**Work to be completed**
Copy out every line containing the word "مسلمان".

**Data lines**
◇ ◇ ◇ ◇ ◇

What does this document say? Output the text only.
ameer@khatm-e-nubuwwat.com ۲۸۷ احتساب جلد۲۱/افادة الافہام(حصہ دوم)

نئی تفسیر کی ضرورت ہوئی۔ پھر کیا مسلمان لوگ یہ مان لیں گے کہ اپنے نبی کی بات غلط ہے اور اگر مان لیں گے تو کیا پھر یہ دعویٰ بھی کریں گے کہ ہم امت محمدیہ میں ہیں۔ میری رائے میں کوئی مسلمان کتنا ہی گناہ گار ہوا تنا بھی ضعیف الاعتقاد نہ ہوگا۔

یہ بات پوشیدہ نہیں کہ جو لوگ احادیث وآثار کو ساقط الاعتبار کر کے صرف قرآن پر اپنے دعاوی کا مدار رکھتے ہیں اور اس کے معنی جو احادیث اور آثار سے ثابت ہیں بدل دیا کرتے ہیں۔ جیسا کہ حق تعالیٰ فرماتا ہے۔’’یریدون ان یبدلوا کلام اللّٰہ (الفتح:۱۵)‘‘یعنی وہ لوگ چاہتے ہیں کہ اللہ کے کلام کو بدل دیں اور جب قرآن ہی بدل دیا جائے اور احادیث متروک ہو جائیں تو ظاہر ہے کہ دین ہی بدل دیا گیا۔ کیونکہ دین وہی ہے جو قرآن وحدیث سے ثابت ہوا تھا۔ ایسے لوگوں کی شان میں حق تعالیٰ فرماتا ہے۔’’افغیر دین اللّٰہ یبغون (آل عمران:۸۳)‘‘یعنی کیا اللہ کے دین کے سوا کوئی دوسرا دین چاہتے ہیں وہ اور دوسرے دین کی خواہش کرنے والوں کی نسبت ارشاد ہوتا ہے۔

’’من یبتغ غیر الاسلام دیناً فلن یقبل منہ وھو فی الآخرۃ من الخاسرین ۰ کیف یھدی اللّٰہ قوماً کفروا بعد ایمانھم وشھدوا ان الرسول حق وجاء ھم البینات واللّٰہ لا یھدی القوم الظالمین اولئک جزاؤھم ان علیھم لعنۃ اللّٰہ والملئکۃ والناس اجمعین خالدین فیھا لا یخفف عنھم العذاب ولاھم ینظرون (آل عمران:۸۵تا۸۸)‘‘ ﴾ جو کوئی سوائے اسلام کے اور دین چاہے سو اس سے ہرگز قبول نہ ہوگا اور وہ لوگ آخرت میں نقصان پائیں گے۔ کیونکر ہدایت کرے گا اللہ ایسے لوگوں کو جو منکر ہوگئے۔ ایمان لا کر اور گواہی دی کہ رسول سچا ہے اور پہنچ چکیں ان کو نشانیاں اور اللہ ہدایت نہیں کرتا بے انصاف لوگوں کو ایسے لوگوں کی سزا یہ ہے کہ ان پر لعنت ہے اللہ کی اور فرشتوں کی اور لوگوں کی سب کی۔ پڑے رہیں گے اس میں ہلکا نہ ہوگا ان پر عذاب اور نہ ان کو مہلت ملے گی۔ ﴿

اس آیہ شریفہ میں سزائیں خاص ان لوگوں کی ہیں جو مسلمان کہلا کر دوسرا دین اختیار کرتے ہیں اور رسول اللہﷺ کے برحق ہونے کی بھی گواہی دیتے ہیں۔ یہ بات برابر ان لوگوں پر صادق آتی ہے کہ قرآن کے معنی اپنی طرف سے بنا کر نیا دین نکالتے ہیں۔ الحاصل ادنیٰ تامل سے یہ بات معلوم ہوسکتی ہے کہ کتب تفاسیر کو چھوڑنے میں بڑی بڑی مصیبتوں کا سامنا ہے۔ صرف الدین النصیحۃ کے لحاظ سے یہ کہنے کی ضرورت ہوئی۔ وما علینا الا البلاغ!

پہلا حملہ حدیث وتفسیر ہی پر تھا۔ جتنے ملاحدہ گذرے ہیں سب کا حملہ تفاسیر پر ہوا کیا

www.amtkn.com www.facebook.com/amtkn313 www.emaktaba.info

◇ ◇ ◇ ◇ ◇

**Response to this task**
نئی تفسیر کی ضرورت ہوئی۔ پھر کیا مسلمان لوگ یہ مان لیں گے کہ اپنے نبی کی بات غلط ہے اور اگر مان لیں گے تو کیا پھر یہ دعویٰ بھی کریں گے کہ ہم امت محمدیہ میں ہیں۔ میری رائے میں کوئی مسلمان کتنا ہی گناہ گار ہوا تنا بھی ضعیف الاعتقاد نہ ہوگا۔
اس آیہ شریفہ میں سزائیں خاص ان لوگوں کی ہیں جو مسلمان کہلا کر دوسرا دین اختیار کرتے ہیں اور رسول اللہﷺ کے برحق ہونے کی بھی گواہی دیتے ہیں۔ یہ بات برابر ان لوگوں پر صادق آتی ہے کہ قرآن کے معنی اپنی طرف سے بنا کر نیا دین نکالتے ہیں۔ الحاصل ادنیٰ تامل سے یہ بات معلوم ہوسکتی ہے کہ کتب تفاسیر کو چھوڑنے میں بڑی بڑی مصیبتوں کا سامنا ہے۔ صرف الدین النصیحۃ کے لحاظ سے یہ کہنے کی ضرورت ہوئی۔ وما علینا الا البلاغ!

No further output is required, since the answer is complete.